* Begin *

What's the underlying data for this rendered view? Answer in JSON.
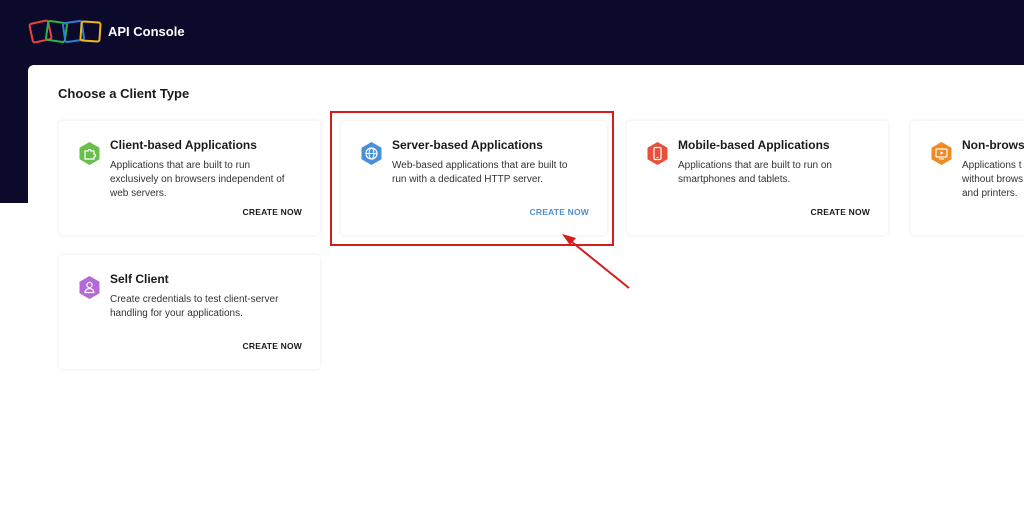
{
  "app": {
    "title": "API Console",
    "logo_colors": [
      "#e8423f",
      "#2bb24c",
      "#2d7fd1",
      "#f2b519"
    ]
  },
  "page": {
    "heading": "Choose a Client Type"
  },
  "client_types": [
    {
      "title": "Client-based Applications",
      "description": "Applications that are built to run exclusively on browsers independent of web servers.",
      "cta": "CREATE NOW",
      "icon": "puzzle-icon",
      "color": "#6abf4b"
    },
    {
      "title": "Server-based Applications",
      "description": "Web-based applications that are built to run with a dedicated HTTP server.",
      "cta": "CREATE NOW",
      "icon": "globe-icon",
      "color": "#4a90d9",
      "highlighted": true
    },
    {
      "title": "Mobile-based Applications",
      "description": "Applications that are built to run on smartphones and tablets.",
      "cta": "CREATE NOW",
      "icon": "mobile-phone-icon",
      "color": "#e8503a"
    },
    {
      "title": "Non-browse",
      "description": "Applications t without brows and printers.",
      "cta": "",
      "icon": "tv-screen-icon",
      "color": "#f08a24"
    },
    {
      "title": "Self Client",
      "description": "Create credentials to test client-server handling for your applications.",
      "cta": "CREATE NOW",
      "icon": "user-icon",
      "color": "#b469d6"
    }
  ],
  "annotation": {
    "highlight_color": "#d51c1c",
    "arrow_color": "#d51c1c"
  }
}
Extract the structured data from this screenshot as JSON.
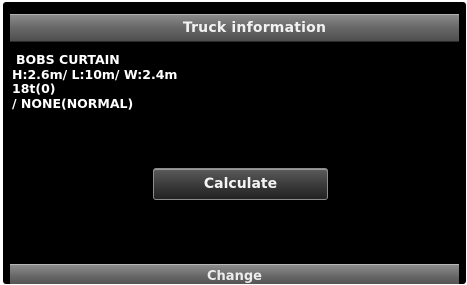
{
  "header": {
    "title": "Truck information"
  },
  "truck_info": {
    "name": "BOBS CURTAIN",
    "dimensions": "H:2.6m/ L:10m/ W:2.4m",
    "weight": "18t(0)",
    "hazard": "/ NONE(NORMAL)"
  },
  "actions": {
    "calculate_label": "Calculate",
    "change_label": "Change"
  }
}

* End *

Skip the pictures and write out exactly the lines from the line containing "Extract the structured" through the end of the listing above.

Extract the structured data from this screenshot as JSON.
{
  "header": {
    "title": "Truck information"
  },
  "truck_info": {
    "name": "BOBS CURTAIN",
    "dimensions": "H:2.6m/ L:10m/ W:2.4m",
    "weight": "18t(0)",
    "hazard": "/ NONE(NORMAL)"
  },
  "actions": {
    "calculate_label": "Calculate",
    "change_label": "Change"
  }
}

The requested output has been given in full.